## Written instruction
Hunt for the word "auch" across the entries below, copying each line that holds it.

## Extracted entries

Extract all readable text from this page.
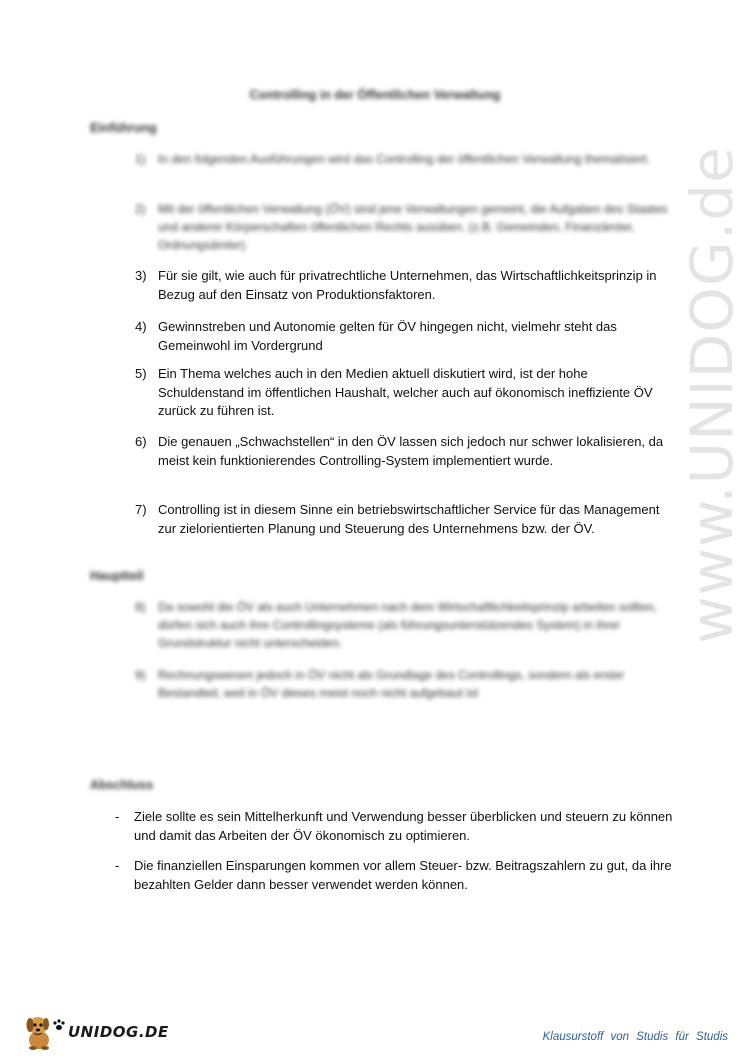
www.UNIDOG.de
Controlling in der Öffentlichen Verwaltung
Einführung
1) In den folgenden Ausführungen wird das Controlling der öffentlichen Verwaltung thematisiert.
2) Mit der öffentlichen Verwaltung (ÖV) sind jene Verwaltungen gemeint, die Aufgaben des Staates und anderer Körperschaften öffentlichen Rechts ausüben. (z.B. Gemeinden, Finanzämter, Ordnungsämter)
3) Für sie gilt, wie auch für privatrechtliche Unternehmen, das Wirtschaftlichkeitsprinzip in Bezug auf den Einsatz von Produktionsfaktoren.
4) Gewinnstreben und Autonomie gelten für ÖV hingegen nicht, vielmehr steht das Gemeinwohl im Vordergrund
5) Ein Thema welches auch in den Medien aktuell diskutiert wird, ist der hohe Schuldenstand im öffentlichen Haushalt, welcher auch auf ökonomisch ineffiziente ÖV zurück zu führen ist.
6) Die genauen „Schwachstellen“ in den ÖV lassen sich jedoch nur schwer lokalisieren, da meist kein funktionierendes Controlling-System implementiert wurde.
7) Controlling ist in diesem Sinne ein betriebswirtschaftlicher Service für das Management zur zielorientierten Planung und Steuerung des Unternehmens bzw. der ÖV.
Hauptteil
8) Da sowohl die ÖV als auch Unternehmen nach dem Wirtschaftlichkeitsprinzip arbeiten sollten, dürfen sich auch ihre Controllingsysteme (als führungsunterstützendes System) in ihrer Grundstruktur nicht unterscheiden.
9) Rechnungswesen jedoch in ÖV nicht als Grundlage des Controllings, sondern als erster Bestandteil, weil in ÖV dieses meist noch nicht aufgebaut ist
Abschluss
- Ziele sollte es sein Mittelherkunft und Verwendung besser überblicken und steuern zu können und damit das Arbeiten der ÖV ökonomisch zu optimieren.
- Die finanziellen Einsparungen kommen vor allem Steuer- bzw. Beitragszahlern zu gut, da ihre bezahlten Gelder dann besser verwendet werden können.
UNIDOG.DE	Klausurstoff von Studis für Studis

## Task answer
3) Für sie gilt, wie auch für privatrechtliche Unternehmen, das Wirtschaftlichkeitsprinzip in Bezug auf den Einsatz von Produktionsfaktoren.
5) Ein Thema welches auch in den Medien aktuell diskutiert wird, ist der hohe Schuldenstand im öffentlichen Haushalt, welcher auch auf ökonomisch ineffiziente ÖV zurück zu führen ist.
8) Da sowohl die ÖV als auch Unternehmen nach dem Wirtschaftlichkeitsprinzip arbeiten sollten, dürfen sich auch ihre Controllingsysteme (als führungsunterstützendes System) in ihrer Grundstruktur nicht unterscheiden.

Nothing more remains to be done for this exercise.